Short task: Lines that hold the word "huso" should be located and copied.

-----

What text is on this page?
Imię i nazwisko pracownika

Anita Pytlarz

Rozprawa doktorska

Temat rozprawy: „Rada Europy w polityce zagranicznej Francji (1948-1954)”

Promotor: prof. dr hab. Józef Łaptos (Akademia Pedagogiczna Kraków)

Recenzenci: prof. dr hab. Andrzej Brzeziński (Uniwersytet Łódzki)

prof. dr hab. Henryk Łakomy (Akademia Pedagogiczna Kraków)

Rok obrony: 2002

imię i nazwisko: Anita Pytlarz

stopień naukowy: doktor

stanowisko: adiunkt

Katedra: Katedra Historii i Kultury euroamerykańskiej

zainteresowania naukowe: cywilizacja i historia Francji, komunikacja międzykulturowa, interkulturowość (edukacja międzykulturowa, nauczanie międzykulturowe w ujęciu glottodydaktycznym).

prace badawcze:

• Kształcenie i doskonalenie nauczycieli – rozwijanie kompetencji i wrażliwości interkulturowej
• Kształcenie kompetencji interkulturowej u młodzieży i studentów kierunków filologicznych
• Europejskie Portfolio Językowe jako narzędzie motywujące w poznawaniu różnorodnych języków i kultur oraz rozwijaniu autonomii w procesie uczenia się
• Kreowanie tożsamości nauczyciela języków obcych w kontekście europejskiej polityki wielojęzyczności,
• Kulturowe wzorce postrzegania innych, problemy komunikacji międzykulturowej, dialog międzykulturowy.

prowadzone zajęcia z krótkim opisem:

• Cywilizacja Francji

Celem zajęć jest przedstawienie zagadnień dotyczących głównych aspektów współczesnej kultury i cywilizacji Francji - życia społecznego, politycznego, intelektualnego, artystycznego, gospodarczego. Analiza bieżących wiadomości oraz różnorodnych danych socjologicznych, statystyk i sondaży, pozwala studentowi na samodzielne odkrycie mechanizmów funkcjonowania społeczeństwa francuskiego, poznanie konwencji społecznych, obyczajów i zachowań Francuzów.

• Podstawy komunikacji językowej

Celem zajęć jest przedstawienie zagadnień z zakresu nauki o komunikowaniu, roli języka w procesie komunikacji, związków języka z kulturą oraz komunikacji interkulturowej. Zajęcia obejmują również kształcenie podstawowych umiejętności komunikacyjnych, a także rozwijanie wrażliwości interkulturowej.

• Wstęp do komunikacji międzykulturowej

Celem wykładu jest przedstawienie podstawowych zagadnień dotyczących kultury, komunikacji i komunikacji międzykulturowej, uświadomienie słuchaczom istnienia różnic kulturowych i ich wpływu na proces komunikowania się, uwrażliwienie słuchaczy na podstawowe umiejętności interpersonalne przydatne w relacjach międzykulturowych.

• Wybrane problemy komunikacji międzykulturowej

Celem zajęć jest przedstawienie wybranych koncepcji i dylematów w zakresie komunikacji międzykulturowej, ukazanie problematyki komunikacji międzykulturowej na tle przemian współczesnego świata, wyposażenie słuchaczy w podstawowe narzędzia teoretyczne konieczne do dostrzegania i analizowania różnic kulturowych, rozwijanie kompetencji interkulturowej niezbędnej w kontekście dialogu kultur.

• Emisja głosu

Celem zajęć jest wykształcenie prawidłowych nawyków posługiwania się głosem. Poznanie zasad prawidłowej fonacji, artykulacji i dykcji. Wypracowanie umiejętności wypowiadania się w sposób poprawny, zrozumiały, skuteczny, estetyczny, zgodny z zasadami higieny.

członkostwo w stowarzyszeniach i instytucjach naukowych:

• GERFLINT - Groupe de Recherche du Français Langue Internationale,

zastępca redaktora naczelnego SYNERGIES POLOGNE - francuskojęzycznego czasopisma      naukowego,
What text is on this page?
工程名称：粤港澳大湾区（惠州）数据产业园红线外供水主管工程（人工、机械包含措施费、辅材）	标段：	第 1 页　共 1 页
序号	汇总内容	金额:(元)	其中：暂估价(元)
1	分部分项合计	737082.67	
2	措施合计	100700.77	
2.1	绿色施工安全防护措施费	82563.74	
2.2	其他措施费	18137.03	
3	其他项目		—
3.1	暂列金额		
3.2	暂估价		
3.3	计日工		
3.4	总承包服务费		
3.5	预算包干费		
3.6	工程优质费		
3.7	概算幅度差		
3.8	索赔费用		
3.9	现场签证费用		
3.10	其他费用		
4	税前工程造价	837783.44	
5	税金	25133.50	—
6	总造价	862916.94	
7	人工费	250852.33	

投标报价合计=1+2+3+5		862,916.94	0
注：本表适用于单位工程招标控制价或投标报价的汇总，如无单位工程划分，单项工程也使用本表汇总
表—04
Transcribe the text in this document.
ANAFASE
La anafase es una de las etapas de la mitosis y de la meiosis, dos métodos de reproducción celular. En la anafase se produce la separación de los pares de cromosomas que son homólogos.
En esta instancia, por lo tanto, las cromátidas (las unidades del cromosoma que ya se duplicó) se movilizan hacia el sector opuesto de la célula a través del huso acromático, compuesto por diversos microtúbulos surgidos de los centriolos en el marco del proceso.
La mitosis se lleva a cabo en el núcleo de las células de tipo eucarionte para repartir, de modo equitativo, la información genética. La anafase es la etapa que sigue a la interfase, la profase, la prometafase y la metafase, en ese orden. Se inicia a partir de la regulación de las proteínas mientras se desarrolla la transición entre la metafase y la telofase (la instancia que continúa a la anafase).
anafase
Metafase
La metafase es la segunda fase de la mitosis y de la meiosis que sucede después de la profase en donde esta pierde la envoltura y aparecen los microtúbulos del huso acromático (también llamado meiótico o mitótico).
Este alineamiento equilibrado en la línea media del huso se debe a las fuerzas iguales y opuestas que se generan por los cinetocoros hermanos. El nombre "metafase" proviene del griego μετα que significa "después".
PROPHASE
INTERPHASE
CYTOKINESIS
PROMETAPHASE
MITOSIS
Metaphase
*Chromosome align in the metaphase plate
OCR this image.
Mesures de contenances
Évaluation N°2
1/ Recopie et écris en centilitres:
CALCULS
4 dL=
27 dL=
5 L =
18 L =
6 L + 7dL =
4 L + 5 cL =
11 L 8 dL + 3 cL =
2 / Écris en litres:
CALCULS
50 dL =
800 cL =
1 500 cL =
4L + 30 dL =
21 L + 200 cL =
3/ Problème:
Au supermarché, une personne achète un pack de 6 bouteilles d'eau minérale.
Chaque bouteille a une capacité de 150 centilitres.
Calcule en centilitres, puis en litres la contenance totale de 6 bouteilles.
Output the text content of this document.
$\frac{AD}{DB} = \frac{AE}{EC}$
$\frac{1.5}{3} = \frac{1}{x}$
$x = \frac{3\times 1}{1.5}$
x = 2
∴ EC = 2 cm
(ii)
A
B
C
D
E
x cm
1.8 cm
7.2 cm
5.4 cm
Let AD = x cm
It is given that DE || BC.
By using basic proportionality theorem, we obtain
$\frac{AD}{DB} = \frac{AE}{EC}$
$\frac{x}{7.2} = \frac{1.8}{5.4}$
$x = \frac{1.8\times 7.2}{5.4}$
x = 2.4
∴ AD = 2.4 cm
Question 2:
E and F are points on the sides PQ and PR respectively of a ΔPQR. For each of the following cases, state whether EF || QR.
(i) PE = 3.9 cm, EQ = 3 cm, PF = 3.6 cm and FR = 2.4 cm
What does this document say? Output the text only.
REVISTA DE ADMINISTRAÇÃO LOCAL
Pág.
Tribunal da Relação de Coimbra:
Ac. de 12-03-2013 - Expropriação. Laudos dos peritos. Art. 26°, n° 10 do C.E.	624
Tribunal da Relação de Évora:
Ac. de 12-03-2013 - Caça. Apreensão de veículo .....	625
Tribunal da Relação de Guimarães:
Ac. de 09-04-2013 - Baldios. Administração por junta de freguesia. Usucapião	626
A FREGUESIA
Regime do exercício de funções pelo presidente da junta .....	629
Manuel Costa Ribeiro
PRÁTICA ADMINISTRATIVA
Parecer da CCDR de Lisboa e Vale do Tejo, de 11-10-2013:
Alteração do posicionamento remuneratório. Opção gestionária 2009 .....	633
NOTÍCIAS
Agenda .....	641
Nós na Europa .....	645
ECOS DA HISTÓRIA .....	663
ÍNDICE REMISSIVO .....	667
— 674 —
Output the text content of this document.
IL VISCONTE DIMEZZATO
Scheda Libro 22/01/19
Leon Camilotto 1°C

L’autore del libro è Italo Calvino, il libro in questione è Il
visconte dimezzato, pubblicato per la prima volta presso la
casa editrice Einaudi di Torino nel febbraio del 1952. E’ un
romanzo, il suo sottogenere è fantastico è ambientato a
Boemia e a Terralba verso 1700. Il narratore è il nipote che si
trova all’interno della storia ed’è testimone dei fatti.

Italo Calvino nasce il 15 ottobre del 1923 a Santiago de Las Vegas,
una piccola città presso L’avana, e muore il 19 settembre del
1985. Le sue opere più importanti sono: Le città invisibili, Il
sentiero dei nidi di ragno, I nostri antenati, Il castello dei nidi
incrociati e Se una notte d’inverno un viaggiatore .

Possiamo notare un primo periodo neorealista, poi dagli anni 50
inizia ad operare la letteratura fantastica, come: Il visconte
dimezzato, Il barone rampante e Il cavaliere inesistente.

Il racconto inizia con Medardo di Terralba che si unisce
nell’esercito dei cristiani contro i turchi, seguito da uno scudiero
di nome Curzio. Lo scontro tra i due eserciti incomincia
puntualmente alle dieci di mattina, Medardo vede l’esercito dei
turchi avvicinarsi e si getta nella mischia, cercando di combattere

-----

Finished answer:
En esta instancia, por lo tanto, las cromátidas (las unidades del cromosoma que ya se duplicó) se movilizan hacia el sector opuesto de la célula a través del huso acromático, compuesto por diversos microtúbulos surgidos de los centriolos en el marco del proceso.
La metafase es la segunda fase de la mitosis y de la meiosis que sucede después de la profase en donde esta pierde la envoltura y aparecen los microtúbulos del huso acromático (también llamado meiótico o mitótico).
Este alineamiento equilibrado en la línea media del huso se debe a las fuerzas iguales y opuestas que se generan por los cinetocoros hermanos. El nombre "metafase" proviene del griego μετα que significa "después".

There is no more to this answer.